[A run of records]
────────────────────────────────────────

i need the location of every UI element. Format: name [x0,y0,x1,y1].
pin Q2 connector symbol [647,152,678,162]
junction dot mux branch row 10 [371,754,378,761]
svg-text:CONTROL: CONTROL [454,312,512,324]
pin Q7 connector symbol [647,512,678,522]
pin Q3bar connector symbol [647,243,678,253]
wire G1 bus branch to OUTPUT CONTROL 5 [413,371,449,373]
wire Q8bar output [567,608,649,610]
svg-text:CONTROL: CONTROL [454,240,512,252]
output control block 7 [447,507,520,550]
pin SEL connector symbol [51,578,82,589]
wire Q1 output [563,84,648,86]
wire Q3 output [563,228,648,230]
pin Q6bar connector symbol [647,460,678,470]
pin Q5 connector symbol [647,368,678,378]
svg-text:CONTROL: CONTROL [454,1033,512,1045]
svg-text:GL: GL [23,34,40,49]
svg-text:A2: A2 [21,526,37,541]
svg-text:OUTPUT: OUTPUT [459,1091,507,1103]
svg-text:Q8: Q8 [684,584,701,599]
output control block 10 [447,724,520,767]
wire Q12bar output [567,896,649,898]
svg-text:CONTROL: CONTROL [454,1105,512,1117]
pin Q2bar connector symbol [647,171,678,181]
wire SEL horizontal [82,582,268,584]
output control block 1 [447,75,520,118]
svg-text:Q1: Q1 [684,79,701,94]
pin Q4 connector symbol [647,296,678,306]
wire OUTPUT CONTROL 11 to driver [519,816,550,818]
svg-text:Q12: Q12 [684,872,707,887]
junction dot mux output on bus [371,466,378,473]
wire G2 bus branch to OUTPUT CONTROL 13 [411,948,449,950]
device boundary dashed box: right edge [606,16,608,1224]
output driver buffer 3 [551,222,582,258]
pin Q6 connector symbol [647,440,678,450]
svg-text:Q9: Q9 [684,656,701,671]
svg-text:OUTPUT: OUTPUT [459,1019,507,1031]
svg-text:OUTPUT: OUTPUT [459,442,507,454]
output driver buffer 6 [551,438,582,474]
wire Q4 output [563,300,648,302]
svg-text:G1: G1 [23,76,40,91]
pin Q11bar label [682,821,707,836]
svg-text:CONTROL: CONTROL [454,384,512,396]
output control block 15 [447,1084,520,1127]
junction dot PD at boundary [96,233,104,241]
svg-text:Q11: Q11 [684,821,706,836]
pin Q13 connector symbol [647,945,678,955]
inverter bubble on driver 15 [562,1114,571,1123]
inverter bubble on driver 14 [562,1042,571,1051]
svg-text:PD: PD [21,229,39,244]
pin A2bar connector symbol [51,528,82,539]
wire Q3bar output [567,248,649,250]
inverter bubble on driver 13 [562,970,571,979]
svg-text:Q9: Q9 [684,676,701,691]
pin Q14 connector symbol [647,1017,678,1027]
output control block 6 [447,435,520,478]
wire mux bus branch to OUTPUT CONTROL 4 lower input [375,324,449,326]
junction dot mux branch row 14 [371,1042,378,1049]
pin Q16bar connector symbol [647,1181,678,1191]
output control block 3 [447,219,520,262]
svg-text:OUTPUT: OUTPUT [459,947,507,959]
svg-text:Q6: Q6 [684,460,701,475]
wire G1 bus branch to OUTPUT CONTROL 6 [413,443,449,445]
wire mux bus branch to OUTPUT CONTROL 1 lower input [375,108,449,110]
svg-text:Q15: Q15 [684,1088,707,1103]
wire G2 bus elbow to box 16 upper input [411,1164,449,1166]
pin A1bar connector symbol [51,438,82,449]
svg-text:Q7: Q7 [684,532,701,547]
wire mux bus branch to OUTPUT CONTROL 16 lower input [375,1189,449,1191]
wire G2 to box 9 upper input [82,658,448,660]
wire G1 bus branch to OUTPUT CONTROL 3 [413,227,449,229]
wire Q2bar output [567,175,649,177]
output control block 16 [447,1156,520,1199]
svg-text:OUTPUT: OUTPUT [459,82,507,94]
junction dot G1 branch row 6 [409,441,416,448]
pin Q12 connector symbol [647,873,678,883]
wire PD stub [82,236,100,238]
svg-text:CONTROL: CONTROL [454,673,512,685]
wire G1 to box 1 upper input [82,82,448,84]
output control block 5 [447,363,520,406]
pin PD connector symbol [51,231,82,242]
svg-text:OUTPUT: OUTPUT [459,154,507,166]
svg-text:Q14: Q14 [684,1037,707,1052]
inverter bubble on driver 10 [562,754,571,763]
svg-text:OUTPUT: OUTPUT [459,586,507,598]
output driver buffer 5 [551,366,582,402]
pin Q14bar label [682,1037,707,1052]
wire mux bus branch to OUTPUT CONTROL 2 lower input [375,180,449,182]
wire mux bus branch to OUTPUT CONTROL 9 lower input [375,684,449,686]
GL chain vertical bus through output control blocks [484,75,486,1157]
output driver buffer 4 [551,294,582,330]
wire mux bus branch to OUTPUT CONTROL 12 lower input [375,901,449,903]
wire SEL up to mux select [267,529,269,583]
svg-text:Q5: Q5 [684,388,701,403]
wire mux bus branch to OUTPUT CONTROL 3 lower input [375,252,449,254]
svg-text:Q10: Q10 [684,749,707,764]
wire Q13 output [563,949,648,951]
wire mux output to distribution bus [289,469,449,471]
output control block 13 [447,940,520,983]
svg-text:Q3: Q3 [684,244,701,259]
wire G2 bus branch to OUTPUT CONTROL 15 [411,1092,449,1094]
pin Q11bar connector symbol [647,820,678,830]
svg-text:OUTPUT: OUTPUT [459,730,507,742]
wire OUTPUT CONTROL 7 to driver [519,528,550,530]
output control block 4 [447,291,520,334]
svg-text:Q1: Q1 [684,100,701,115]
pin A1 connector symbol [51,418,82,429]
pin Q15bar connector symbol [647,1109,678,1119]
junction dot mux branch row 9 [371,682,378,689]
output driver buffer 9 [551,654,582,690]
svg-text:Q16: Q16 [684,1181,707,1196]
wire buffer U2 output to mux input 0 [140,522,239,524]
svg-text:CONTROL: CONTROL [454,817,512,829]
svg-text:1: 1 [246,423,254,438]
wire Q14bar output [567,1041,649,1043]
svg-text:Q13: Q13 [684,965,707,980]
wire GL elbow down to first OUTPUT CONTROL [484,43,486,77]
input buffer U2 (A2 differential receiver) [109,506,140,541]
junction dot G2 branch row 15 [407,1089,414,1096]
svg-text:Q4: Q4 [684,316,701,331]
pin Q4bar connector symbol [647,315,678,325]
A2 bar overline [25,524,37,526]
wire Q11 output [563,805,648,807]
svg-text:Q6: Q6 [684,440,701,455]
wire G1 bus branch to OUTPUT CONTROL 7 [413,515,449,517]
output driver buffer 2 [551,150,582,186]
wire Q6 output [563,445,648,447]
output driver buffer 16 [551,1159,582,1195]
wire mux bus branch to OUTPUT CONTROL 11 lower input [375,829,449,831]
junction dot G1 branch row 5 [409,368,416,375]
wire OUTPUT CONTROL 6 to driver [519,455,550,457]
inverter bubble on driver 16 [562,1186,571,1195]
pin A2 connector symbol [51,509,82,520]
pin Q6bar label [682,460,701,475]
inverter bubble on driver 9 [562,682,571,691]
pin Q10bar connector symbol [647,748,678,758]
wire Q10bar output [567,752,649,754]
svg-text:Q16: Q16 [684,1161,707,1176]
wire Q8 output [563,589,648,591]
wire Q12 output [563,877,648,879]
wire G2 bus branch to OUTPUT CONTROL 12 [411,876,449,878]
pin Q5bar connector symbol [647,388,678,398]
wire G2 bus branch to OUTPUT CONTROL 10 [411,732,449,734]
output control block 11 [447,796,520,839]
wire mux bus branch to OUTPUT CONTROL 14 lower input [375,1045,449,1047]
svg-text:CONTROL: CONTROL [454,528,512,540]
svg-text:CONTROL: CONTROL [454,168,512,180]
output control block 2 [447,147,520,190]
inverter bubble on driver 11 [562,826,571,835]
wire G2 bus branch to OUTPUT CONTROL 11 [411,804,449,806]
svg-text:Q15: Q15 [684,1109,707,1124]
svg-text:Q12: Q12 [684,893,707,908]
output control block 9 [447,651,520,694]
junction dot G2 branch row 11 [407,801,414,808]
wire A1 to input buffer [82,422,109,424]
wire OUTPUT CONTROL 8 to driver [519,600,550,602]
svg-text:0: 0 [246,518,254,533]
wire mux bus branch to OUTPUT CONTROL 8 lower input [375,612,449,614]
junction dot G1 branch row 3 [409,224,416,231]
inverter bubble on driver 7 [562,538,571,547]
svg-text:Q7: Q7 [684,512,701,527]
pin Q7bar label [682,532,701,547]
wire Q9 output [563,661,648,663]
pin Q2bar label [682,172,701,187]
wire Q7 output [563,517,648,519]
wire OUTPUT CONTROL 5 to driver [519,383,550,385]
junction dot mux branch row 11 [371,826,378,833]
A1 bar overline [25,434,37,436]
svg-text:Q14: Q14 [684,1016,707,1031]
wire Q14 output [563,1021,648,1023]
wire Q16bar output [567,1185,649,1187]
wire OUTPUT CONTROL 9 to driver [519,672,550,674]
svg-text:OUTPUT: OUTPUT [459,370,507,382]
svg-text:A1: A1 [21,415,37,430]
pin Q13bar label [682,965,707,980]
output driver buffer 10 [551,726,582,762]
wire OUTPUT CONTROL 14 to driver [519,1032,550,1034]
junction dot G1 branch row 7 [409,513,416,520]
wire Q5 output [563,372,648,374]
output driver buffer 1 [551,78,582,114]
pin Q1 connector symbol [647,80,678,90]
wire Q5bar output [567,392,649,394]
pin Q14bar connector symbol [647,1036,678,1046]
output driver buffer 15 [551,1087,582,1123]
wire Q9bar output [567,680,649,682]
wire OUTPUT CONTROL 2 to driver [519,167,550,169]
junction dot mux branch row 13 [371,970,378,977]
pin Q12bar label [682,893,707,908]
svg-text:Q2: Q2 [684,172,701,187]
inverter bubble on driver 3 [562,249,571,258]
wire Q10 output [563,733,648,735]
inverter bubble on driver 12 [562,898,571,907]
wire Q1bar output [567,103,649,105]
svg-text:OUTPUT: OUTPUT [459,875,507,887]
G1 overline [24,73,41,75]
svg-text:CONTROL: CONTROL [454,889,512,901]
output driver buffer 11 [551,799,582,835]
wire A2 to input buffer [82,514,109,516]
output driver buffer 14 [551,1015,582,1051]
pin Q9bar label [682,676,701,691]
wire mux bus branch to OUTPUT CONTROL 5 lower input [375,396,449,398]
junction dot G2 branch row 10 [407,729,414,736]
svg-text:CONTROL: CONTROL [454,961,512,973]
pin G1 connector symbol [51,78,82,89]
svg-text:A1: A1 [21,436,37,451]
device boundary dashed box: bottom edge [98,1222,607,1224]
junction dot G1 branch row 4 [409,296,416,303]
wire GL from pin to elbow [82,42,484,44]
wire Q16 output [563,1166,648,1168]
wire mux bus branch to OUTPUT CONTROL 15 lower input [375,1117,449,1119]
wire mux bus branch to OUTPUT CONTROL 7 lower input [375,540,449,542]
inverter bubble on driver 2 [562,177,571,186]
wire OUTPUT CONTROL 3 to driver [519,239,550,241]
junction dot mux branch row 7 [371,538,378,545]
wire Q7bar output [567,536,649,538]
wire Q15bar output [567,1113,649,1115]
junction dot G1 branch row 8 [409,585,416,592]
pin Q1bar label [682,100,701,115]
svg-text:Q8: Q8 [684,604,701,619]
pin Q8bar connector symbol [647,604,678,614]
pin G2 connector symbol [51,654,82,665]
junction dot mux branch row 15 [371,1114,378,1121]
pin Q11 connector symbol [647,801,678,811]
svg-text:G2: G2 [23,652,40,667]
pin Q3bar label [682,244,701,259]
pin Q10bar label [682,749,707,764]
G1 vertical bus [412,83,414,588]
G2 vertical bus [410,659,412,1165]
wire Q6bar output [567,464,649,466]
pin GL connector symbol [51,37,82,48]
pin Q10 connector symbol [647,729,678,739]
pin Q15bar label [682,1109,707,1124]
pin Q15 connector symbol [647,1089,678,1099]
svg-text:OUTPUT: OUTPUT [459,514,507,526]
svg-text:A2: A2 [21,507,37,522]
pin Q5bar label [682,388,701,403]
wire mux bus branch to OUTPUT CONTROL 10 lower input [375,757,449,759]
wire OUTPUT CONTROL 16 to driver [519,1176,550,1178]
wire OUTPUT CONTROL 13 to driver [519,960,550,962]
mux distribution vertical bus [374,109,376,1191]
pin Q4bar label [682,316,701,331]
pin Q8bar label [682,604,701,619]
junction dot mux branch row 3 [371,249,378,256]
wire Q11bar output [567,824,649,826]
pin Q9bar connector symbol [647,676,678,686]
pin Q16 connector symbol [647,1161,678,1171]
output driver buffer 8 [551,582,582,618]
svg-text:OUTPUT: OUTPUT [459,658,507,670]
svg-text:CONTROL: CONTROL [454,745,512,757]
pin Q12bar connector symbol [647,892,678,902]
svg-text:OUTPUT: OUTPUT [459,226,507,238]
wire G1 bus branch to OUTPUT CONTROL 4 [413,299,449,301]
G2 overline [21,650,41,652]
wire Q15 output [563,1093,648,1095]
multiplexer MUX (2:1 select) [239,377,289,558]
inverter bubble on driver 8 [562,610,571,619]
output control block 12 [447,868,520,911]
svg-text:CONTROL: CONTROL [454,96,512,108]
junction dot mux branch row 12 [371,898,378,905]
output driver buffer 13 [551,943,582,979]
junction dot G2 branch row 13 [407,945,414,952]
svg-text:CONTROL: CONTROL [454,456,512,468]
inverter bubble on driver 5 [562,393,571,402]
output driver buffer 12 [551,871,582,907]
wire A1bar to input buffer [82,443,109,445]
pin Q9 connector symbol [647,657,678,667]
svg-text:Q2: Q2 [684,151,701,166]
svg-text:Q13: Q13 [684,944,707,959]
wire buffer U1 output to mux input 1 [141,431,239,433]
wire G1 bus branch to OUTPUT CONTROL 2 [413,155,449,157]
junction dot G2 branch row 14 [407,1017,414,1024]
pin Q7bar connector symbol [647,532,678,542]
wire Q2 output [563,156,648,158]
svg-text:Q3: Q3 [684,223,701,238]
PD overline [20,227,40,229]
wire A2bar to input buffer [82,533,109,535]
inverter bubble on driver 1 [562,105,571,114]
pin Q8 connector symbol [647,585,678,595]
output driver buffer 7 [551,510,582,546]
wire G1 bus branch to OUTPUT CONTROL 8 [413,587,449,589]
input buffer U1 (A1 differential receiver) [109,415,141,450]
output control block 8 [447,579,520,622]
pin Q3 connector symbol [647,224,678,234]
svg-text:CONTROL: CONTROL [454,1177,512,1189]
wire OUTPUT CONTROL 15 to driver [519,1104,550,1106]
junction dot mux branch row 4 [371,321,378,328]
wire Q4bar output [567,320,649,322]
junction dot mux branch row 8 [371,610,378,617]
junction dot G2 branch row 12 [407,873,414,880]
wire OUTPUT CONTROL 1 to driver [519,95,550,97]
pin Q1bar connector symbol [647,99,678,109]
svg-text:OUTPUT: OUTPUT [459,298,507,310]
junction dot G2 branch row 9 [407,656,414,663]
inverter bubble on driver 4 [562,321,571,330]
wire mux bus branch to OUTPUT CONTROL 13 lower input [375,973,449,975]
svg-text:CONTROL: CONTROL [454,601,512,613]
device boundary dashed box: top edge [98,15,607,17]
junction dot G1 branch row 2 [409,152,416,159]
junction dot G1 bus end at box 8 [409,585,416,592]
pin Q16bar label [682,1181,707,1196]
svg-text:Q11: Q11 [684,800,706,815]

────────────────────────────────────────

The exercise =
Rewrite everything from the start of the lines down to the line containing "pin Q6bar connector symbol [647,460,678,470]", swapping "wire" for "trace" and leaving all else unchanged.

Solution to the problem =
i need the location of every UI element. Format: name [x0,y0,x1,y1].
pin Q2 connector symbol [647,152,678,162]
junction dot mux branch row 10 [371,754,378,761]
svg-text:CONTROL: CONTROL [454,312,512,324]
pin Q7 connector symbol [647,512,678,522]
pin Q3bar connector symbol [647,243,678,253]
trace G1 bus branch to OUTPUT CONTROL 5 [413,371,449,373]
trace Q8bar output [567,608,649,610]
svg-text:CONTROL: CONTROL [454,240,512,252]
output control block 7 [447,507,520,550]
pin SEL connector symbol [51,578,82,589]
trace Q1 output [563,84,648,86]
trace Q3 output [563,228,648,230]
pin Q6bar connector symbol [647,460,678,470]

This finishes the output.